---- GIVEN ENTRIES
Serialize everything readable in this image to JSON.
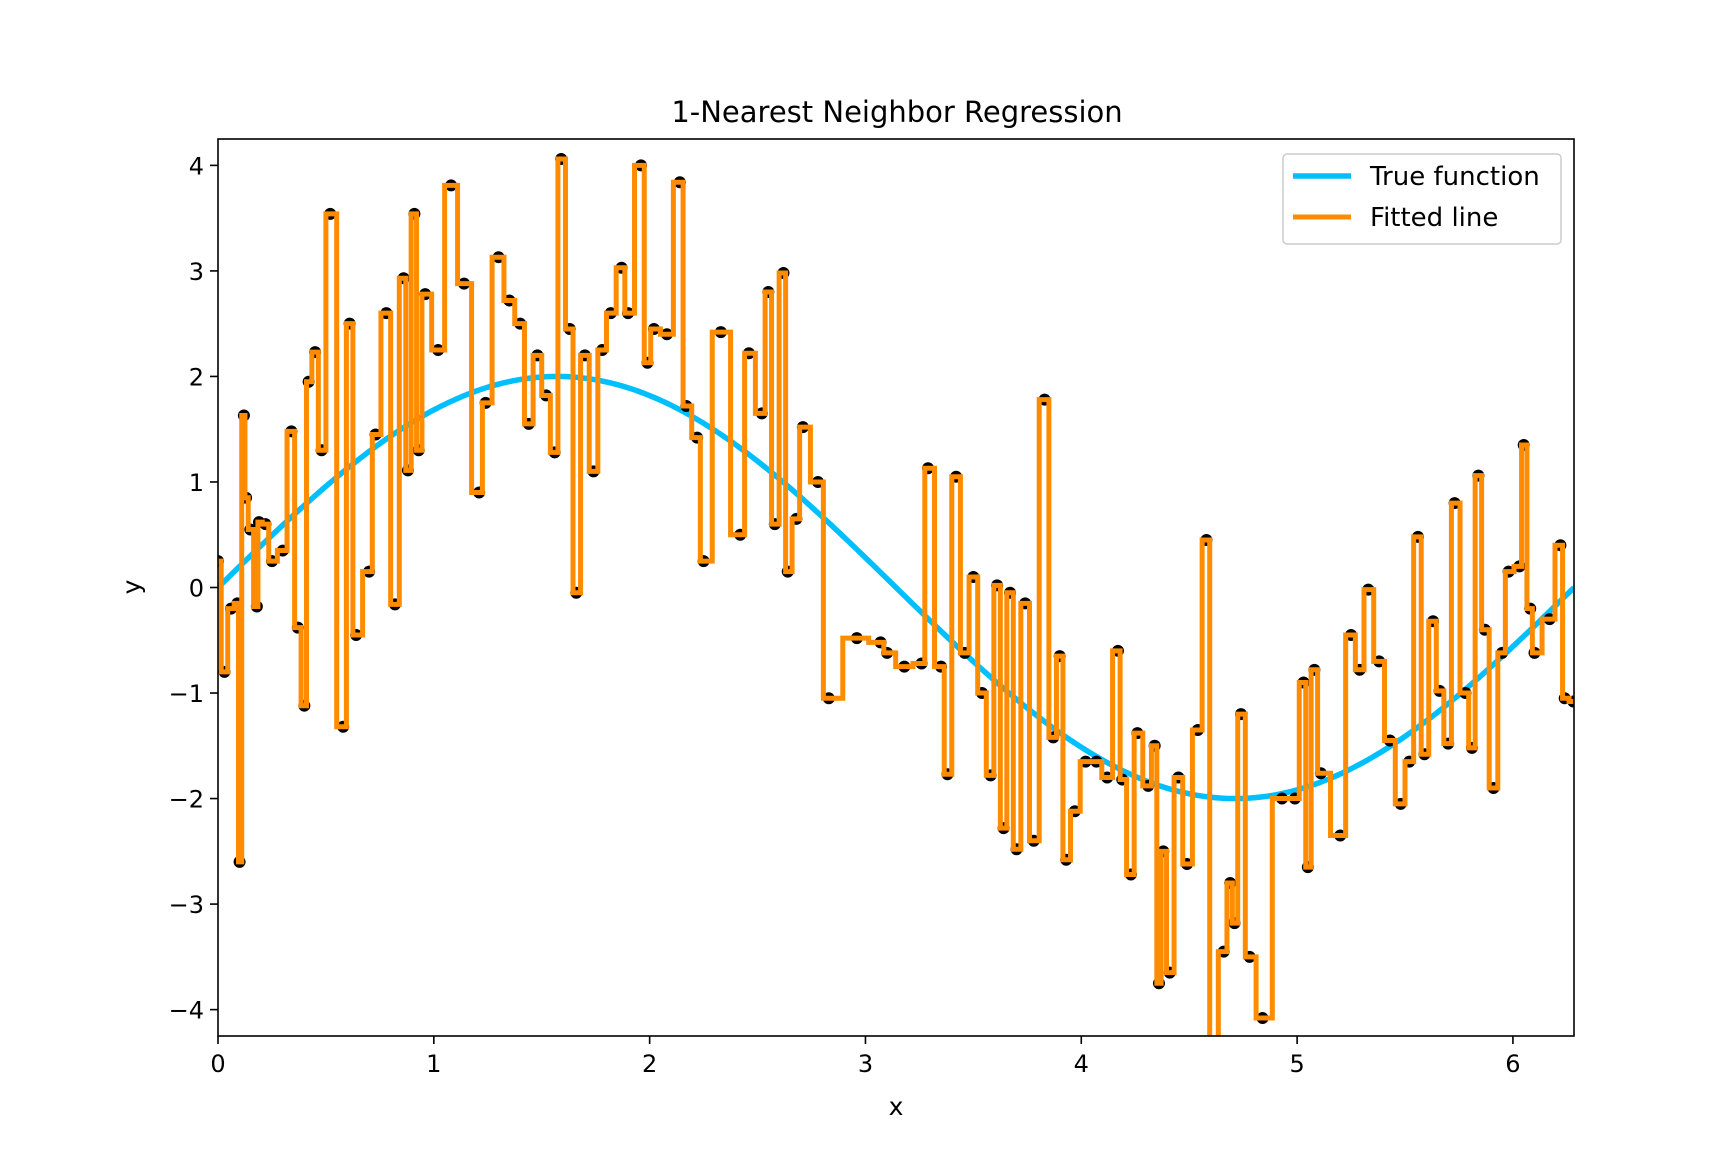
{
  "chart_data": {
    "type": "line",
    "title": "1-Nearest Neighbor Regression",
    "xlabel": "x",
    "ylabel": "y",
    "xlim": [
      0,
      6.283
    ],
    "ylim": [
      -4.25,
      4.25
    ],
    "xticks": [
      0,
      1,
      2,
      3,
      4,
      5,
      6
    ],
    "xtick_labels": [
      "0",
      "1",
      "2",
      "3",
      "4",
      "5",
      "6"
    ],
    "yticks": [
      -4,
      -3,
      -2,
      -1,
      0,
      1,
      2,
      3,
      4
    ],
    "ytick_labels": [
      "−4",
      "−3",
      "−2",
      "−1",
      "0",
      "1",
      "2",
      "3",
      "4"
    ],
    "grid": false,
    "legend_position": "upper-right",
    "series": [
      {
        "name": "True function",
        "kind": "line",
        "color": "#00bfff",
        "function": "2*sin(x)"
      },
      {
        "name": "Fitted line",
        "kind": "step",
        "color": "#ff8c00"
      },
      {
        "kind": "scatter",
        "color": "#000000"
      }
    ],
    "points": [
      [
        0.0,
        0.25
      ],
      [
        0.03,
        -0.8
      ],
      [
        0.06,
        -0.2
      ],
      [
        0.09,
        -0.15
      ],
      [
        0.1,
        -2.6
      ],
      [
        0.12,
        1.63
      ],
      [
        0.13,
        0.85
      ],
      [
        0.15,
        0.55
      ],
      [
        0.18,
        -0.18
      ],
      [
        0.19,
        0.62
      ],
      [
        0.22,
        0.6
      ],
      [
        0.25,
        0.25
      ],
      [
        0.3,
        0.35
      ],
      [
        0.34,
        1.48
      ],
      [
        0.37,
        -0.38
      ],
      [
        0.4,
        -1.12
      ],
      [
        0.42,
        1.95
      ],
      [
        0.45,
        2.23
      ],
      [
        0.48,
        1.3
      ],
      [
        0.52,
        3.54
      ],
      [
        0.58,
        -1.32
      ],
      [
        0.61,
        2.5
      ],
      [
        0.64,
        -0.45
      ],
      [
        0.7,
        0.15
      ],
      [
        0.73,
        1.45
      ],
      [
        0.78,
        2.6
      ],
      [
        0.82,
        -0.16
      ],
      [
        0.86,
        2.93
      ],
      [
        0.88,
        1.11
      ],
      [
        0.91,
        3.54
      ],
      [
        0.93,
        1.3
      ],
      [
        0.96,
        2.78
      ],
      [
        1.02,
        2.25
      ],
      [
        1.08,
        3.81
      ],
      [
        1.14,
        2.88
      ],
      [
        1.21,
        0.9
      ],
      [
        1.24,
        1.75
      ],
      [
        1.3,
        3.13
      ],
      [
        1.35,
        2.72
      ],
      [
        1.4,
        2.5
      ],
      [
        1.44,
        1.55
      ],
      [
        1.48,
        2.2
      ],
      [
        1.52,
        1.82
      ],
      [
        1.56,
        1.28
      ],
      [
        1.59,
        4.06
      ],
      [
        1.63,
        2.45
      ],
      [
        1.66,
        -0.05
      ],
      [
        1.7,
        2.2
      ],
      [
        1.74,
        1.1
      ],
      [
        1.78,
        2.25
      ],
      [
        1.82,
        2.6
      ],
      [
        1.87,
        3.03
      ],
      [
        1.9,
        2.6
      ],
      [
        1.96,
        4.0
      ],
      [
        1.99,
        2.13
      ],
      [
        2.02,
        2.45
      ],
      [
        2.08,
        2.4
      ],
      [
        2.14,
        3.84
      ],
      [
        2.17,
        1.72
      ],
      [
        2.22,
        1.42
      ],
      [
        2.25,
        0.25
      ],
      [
        2.33,
        2.42
      ],
      [
        2.42,
        0.5
      ],
      [
        2.46,
        2.22
      ],
      [
        2.52,
        1.65
      ],
      [
        2.55,
        2.8
      ],
      [
        2.58,
        0.6
      ],
      [
        2.62,
        2.98
      ],
      [
        2.64,
        0.15
      ],
      [
        2.68,
        0.65
      ],
      [
        2.71,
        1.52
      ],
      [
        2.78,
        1.0
      ],
      [
        2.83,
        -1.05
      ],
      [
        2.96,
        -0.48
      ],
      [
        3.07,
        -0.52
      ],
      [
        3.1,
        -0.62
      ],
      [
        3.18,
        -0.75
      ],
      [
        3.26,
        -0.72
      ],
      [
        3.29,
        1.13
      ],
      [
        3.35,
        -0.75
      ],
      [
        3.38,
        -1.77
      ],
      [
        3.42,
        1.05
      ],
      [
        3.46,
        -0.62
      ],
      [
        3.5,
        0.1
      ],
      [
        3.54,
        -1.0
      ],
      [
        3.58,
        -1.78
      ],
      [
        3.61,
        0.02
      ],
      [
        3.64,
        -2.28
      ],
      [
        3.67,
        -0.05
      ],
      [
        3.7,
        -2.48
      ],
      [
        3.74,
        -0.15
      ],
      [
        3.78,
        -2.4
      ],
      [
        3.83,
        1.78
      ],
      [
        3.87,
        -1.42
      ],
      [
        3.9,
        -0.65
      ],
      [
        3.93,
        -2.58
      ],
      [
        3.97,
        -2.12
      ],
      [
        4.02,
        -1.65
      ],
      [
        4.07,
        -1.65
      ],
      [
        4.12,
        -1.8
      ],
      [
        4.17,
        -0.6
      ],
      [
        4.19,
        -1.82
      ],
      [
        4.23,
        -2.72
      ],
      [
        4.26,
        -1.38
      ],
      [
        4.31,
        -1.88
      ],
      [
        4.34,
        -1.5
      ],
      [
        4.36,
        -3.75
      ],
      [
        4.38,
        -2.5
      ],
      [
        4.41,
        -3.65
      ],
      [
        4.45,
        -1.8
      ],
      [
        4.49,
        -2.62
      ],
      [
        4.54,
        -1.35
      ],
      [
        4.58,
        0.45
      ],
      [
        4.61,
        -4.6
      ],
      [
        4.66,
        -3.45
      ],
      [
        4.69,
        -2.8
      ],
      [
        4.71,
        -3.18
      ],
      [
        4.74,
        -1.2
      ],
      [
        4.78,
        -3.5
      ],
      [
        4.84,
        -4.08
      ],
      [
        4.93,
        -2.0
      ],
      [
        4.99,
        -2.0
      ],
      [
        5.03,
        -0.9
      ],
      [
        5.05,
        -2.65
      ],
      [
        5.08,
        -0.78
      ],
      [
        5.11,
        -1.76
      ],
      [
        5.2,
        -2.35
      ],
      [
        5.25,
        -0.45
      ],
      [
        5.29,
        -0.78
      ],
      [
        5.33,
        -0.02
      ],
      [
        5.38,
        -0.7
      ],
      [
        5.43,
        -1.45
      ],
      [
        5.48,
        -2.05
      ],
      [
        5.52,
        -1.65
      ],
      [
        5.56,
        0.48
      ],
      [
        5.59,
        -1.58
      ],
      [
        5.63,
        -0.32
      ],
      [
        5.66,
        -0.98
      ],
      [
        5.7,
        -1.48
      ],
      [
        5.73,
        0.8
      ],
      [
        5.78,
        -1.0
      ],
      [
        5.81,
        -1.52
      ],
      [
        5.84,
        1.06
      ],
      [
        5.87,
        -0.4
      ],
      [
        5.91,
        -1.9
      ],
      [
        5.95,
        -0.62
      ],
      [
        5.98,
        0.15
      ],
      [
        6.03,
        0.2
      ],
      [
        6.05,
        1.35
      ],
      [
        6.08,
        -0.2
      ],
      [
        6.1,
        -0.62
      ],
      [
        6.17,
        -0.3
      ],
      [
        6.22,
        0.4
      ],
      [
        6.24,
        -1.05
      ],
      [
        6.28,
        -1.08
      ]
    ]
  }
}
--------
PROBLEM ▸ Write the records above out again exactly, with no pictures in your copy.

WORKED SOLUTION ▸
Serialize everything readable in this image to JSON.
{
  "chart_data": {
    "type": "line",
    "title": "1-Nearest Neighbor Regression",
    "xlabel": "x",
    "ylabel": "y",
    "xlim": [
      0,
      6.283
    ],
    "ylim": [
      -4.25,
      4.25
    ],
    "xticks": [
      0,
      1,
      2,
      3,
      4,
      5,
      6
    ],
    "xtick_labels": [
      "0",
      "1",
      "2",
      "3",
      "4",
      "5",
      "6"
    ],
    "yticks": [
      -4,
      -3,
      -2,
      -1,
      0,
      1,
      2,
      3,
      4
    ],
    "ytick_labels": [
      "−4",
      "−3",
      "−2",
      "−1",
      "0",
      "1",
      "2",
      "3",
      "4"
    ],
    "grid": false,
    "legend_position": "upper-right",
    "series": [
      {
        "name": "True function",
        "kind": "line",
        "color": "#00bfff",
        "function": "2*sin(x)"
      },
      {
        "name": "Fitted line",
        "kind": "step",
        "color": "#ff8c00"
      },
      {
        "kind": "scatter",
        "color": "#000000"
      }
    ],
    "points": [
      [
        0.0,
        0.25
      ],
      [
        0.03,
        -0.8
      ],
      [
        0.06,
        -0.2
      ],
      [
        0.09,
        -0.15
      ],
      [
        0.1,
        -2.6
      ],
      [
        0.12,
        1.63
      ],
      [
        0.13,
        0.85
      ],
      [
        0.15,
        0.55
      ],
      [
        0.18,
        -0.18
      ],
      [
        0.19,
        0.62
      ],
      [
        0.22,
        0.6
      ],
      [
        0.25,
        0.25
      ],
      [
        0.3,
        0.35
      ],
      [
        0.34,
        1.48
      ],
      [
        0.37,
        -0.38
      ],
      [
        0.4,
        -1.12
      ],
      [
        0.42,
        1.95
      ],
      [
        0.45,
        2.23
      ],
      [
        0.48,
        1.3
      ],
      [
        0.52,
        3.54
      ],
      [
        0.58,
        -1.32
      ],
      [
        0.61,
        2.5
      ],
      [
        0.64,
        -0.45
      ],
      [
        0.7,
        0.15
      ],
      [
        0.73,
        1.45
      ],
      [
        0.78,
        2.6
      ],
      [
        0.82,
        -0.16
      ],
      [
        0.86,
        2.93
      ],
      [
        0.88,
        1.11
      ],
      [
        0.91,
        3.54
      ],
      [
        0.93,
        1.3
      ],
      [
        0.96,
        2.78
      ],
      [
        1.02,
        2.25
      ],
      [
        1.08,
        3.81
      ],
      [
        1.14,
        2.88
      ],
      [
        1.21,
        0.9
      ],
      [
        1.24,
        1.75
      ],
      [
        1.3,
        3.13
      ],
      [
        1.35,
        2.72
      ],
      [
        1.4,
        2.5
      ],
      [
        1.44,
        1.55
      ],
      [
        1.48,
        2.2
      ],
      [
        1.52,
        1.82
      ],
      [
        1.56,
        1.28
      ],
      [
        1.59,
        4.06
      ],
      [
        1.63,
        2.45
      ],
      [
        1.66,
        -0.05
      ],
      [
        1.7,
        2.2
      ],
      [
        1.74,
        1.1
      ],
      [
        1.78,
        2.25
      ],
      [
        1.82,
        2.6
      ],
      [
        1.87,
        3.03
      ],
      [
        1.9,
        2.6
      ],
      [
        1.96,
        4.0
      ],
      [
        1.99,
        2.13
      ],
      [
        2.02,
        2.45
      ],
      [
        2.08,
        2.4
      ],
      [
        2.14,
        3.84
      ],
      [
        2.17,
        1.72
      ],
      [
        2.22,
        1.42
      ],
      [
        2.25,
        0.25
      ],
      [
        2.33,
        2.42
      ],
      [
        2.42,
        0.5
      ],
      [
        2.46,
        2.22
      ],
      [
        2.52,
        1.65
      ],
      [
        2.55,
        2.8
      ],
      [
        2.58,
        0.6
      ],
      [
        2.62,
        2.98
      ],
      [
        2.64,
        0.15
      ],
      [
        2.68,
        0.65
      ],
      [
        2.71,
        1.52
      ],
      [
        2.78,
        1.0
      ],
      [
        2.83,
        -1.05
      ],
      [
        2.96,
        -0.48
      ],
      [
        3.07,
        -0.52
      ],
      [
        3.1,
        -0.62
      ],
      [
        3.18,
        -0.75
      ],
      [
        3.26,
        -0.72
      ],
      [
        3.29,
        1.13
      ],
      [
        3.35,
        -0.75
      ],
      [
        3.38,
        -1.77
      ],
      [
        3.42,
        1.05
      ],
      [
        3.46,
        -0.62
      ],
      [
        3.5,
        0.1
      ],
      [
        3.54,
        -1.0
      ],
      [
        3.58,
        -1.78
      ],
      [
        3.61,
        0.02
      ],
      [
        3.64,
        -2.28
      ],
      [
        3.67,
        -0.05
      ],
      [
        3.7,
        -2.48
      ],
      [
        3.74,
        -0.15
      ],
      [
        3.78,
        -2.4
      ],
      [
        3.83,
        1.78
      ],
      [
        3.87,
        -1.42
      ],
      [
        3.9,
        -0.65
      ],
      [
        3.93,
        -2.58
      ],
      [
        3.97,
        -2.12
      ],
      [
        4.02,
        -1.65
      ],
      [
        4.07,
        -1.65
      ],
      [
        4.12,
        -1.8
      ],
      [
        4.17,
        -0.6
      ],
      [
        4.19,
        -1.82
      ],
      [
        4.23,
        -2.72
      ],
      [
        4.26,
        -1.38
      ],
      [
        4.31,
        -1.88
      ],
      [
        4.34,
        -1.5
      ],
      [
        4.36,
        -3.75
      ],
      [
        4.38,
        -2.5
      ],
      [
        4.41,
        -3.65
      ],
      [
        4.45,
        -1.8
      ],
      [
        4.49,
        -2.62
      ],
      [
        4.54,
        -1.35
      ],
      [
        4.58,
        0.45
      ],
      [
        4.61,
        -4.6
      ],
      [
        4.66,
        -3.45
      ],
      [
        4.69,
        -2.8
      ],
      [
        4.71,
        -3.18
      ],
      [
        4.74,
        -1.2
      ],
      [
        4.78,
        -3.5
      ],
      [
        4.84,
        -4.08
      ],
      [
        4.93,
        -2.0
      ],
      [
        4.99,
        -2.0
      ],
      [
        5.03,
        -0.9
      ],
      [
        5.05,
        -2.65
      ],
      [
        5.08,
        -0.78
      ],
      [
        5.11,
        -1.76
      ],
      [
        5.2,
        -2.35
      ],
      [
        5.25,
        -0.45
      ],
      [
        5.29,
        -0.78
      ],
      [
        5.33,
        -0.02
      ],
      [
        5.38,
        -0.7
      ],
      [
        5.43,
        -1.45
      ],
      [
        5.48,
        -2.05
      ],
      [
        5.52,
        -1.65
      ],
      [
        5.56,
        0.48
      ],
      [
        5.59,
        -1.58
      ],
      [
        5.63,
        -0.32
      ],
      [
        5.66,
        -0.98
      ],
      [
        5.7,
        -1.48
      ],
      [
        5.73,
        0.8
      ],
      [
        5.78,
        -1.0
      ],
      [
        5.81,
        -1.52
      ],
      [
        5.84,
        1.06
      ],
      [
        5.87,
        -0.4
      ],
      [
        5.91,
        -1.9
      ],
      [
        5.95,
        -0.62
      ],
      [
        5.98,
        0.15
      ],
      [
        6.03,
        0.2
      ],
      [
        6.05,
        1.35
      ],
      [
        6.08,
        -0.2
      ],
      [
        6.1,
        -0.62
      ],
      [
        6.17,
        -0.3
      ],
      [
        6.22,
        0.4
      ],
      [
        6.24,
        -1.05
      ],
      [
        6.28,
        -1.08
      ]
    ]
  }
}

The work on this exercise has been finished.